### SOURCE RECORDS:
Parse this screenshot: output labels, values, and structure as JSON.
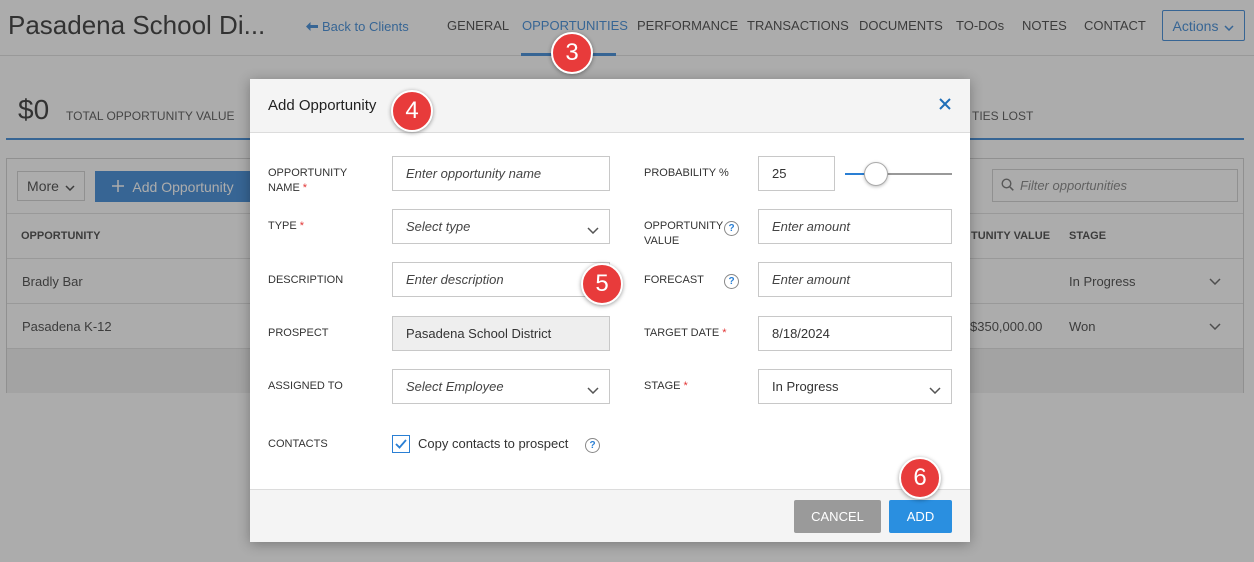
{
  "header": {
    "client_title": "Pasadena School Di...",
    "back_link": "Back to Clients",
    "tabs": [
      {
        "label": "GENERAL"
      },
      {
        "label": "OPPORTUNITIES"
      },
      {
        "label": "PERFORMANCE"
      },
      {
        "label": "TRANSACTIONS"
      },
      {
        "label": "DOCUMENTS"
      },
      {
        "label": "TO-DOs"
      },
      {
        "label": "NOTES"
      },
      {
        "label": "CONTACT"
      }
    ],
    "active_tab": "OPPORTUNITIES",
    "actions_label": "Actions"
  },
  "summary": {
    "total_value": "$0",
    "total_label": "TOTAL OPPORTUNITY VALUE",
    "lost_label": "TIES LOST"
  },
  "toolbar": {
    "more_label": "More",
    "add_label": "Add Opportunity",
    "filter_placeholder": "Filter opportunities"
  },
  "table": {
    "headers": {
      "opportunity": "OPPORTUNITY",
      "value": "TUNITY VALUE",
      "stage": "STAGE"
    },
    "rows": [
      {
        "name": "Bradly Bar",
        "value": "",
        "stage": "In Progress"
      },
      {
        "name": "Pasadena K-12",
        "value": "$350,000.00",
        "stage": "Won"
      }
    ]
  },
  "modal": {
    "title": "Add Opportunity",
    "fields": {
      "opportunity_name": {
        "label": "OPPORTUNITY NAME",
        "placeholder": "Enter opportunity name",
        "required": true
      },
      "type": {
        "label": "TYPE",
        "placeholder": "Select type",
        "required": true
      },
      "description": {
        "label": "DESCRIPTION",
        "placeholder": "Enter description"
      },
      "prospect": {
        "label": "PROSPECT",
        "value": "Pasadena School District"
      },
      "assigned_to": {
        "label": "ASSIGNED TO",
        "placeholder": "Select Employee"
      },
      "contacts": {
        "label": "CONTACTS",
        "checkbox_label": "Copy contacts to prospect",
        "checked": true
      },
      "probability": {
        "label": "PROBABILITY %",
        "value": "25",
        "slider_fraction": 0.25
      },
      "opportunity_value": {
        "label": "OPPORTUNITY VALUE",
        "placeholder": "Enter amount"
      },
      "forecast": {
        "label": "FORECAST",
        "placeholder": "Enter amount"
      },
      "target_date": {
        "label": "TARGET DATE",
        "value": "8/18/2024",
        "required": true
      },
      "stage": {
        "label": "STAGE",
        "value": "In Progress",
        "required": true
      }
    },
    "cancel_label": "CANCEL",
    "add_label": "ADD",
    "help_glyph": "?",
    "required_mark": "*"
  },
  "markers": {
    "m3": "3",
    "m4": "4",
    "m5": "5",
    "m6": "6"
  },
  "colors": {
    "accent": "#2a7fd4",
    "marker": "#e83b3b",
    "required": "#e23636"
  }
}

### TASK GOAL:
Extract all the entries word for word; omit any pictures.

### EXERCISE SOLUTION:
Parse this screenshot: output labels, values, and structure as JSON.
{
  "header": {
    "client_title": "Pasadena School Di...",
    "back_link": "Back to Clients",
    "tabs": [
      {
        "label": "GENERAL"
      },
      {
        "label": "OPPORTUNITIES"
      },
      {
        "label": "PERFORMANCE"
      },
      {
        "label": "TRANSACTIONS"
      },
      {
        "label": "DOCUMENTS"
      },
      {
        "label": "TO-DOs"
      },
      {
        "label": "NOTES"
      },
      {
        "label": "CONTACT"
      }
    ],
    "active_tab": "OPPORTUNITIES",
    "actions_label": "Actions"
  },
  "summary": {
    "total_value": "$0",
    "total_label": "TOTAL OPPORTUNITY VALUE",
    "lost_label": "TIES LOST"
  },
  "toolbar": {
    "more_label": "More",
    "add_label": "Add Opportunity",
    "filter_placeholder": "Filter opportunities"
  },
  "table": {
    "headers": {
      "opportunity": "OPPORTUNITY",
      "value": "TUNITY VALUE",
      "stage": "STAGE"
    },
    "rows": [
      {
        "name": "Bradly Bar",
        "value": "",
        "stage": "In Progress"
      },
      {
        "name": "Pasadena K-12",
        "value": "$350,000.00",
        "stage": "Won"
      }
    ]
  },
  "modal": {
    "title": "Add Opportunity",
    "fields": {
      "opportunity_name": {
        "label": "OPPORTUNITY NAME",
        "placeholder": "Enter opportunity name",
        "required": true
      },
      "type": {
        "label": "TYPE",
        "placeholder": "Select type",
        "required": true
      },
      "description": {
        "label": "DESCRIPTION",
        "placeholder": "Enter description"
      },
      "prospect": {
        "label": "PROSPECT",
        "value": "Pasadena School District"
      },
      "assigned_to": {
        "label": "ASSIGNED TO",
        "placeholder": "Select Employee"
      },
      "contacts": {
        "label": "CONTACTS",
        "checkbox_label": "Copy contacts to prospect",
        "checked": true
      },
      "probability": {
        "label": "PROBABILITY %",
        "value": "25",
        "slider_fraction": 0.25
      },
      "opportunity_value": {
        "label": "OPPORTUNITY VALUE",
        "placeholder": "Enter amount"
      },
      "forecast": {
        "label": "FORECAST",
        "placeholder": "Enter amount"
      },
      "target_date": {
        "label": "TARGET DATE",
        "value": "8/18/2024",
        "required": true
      },
      "stage": {
        "label": "STAGE",
        "value": "In Progress",
        "required": true
      }
    },
    "cancel_label": "CANCEL",
    "add_label": "ADD",
    "help_glyph": "?",
    "required_mark": "*"
  },
  "markers": {
    "m3": "3",
    "m4": "4",
    "m5": "5",
    "m6": "6"
  },
  "colors": {
    "accent": "#2a7fd4",
    "marker": "#e83b3b",
    "required": "#e23636"
  }
}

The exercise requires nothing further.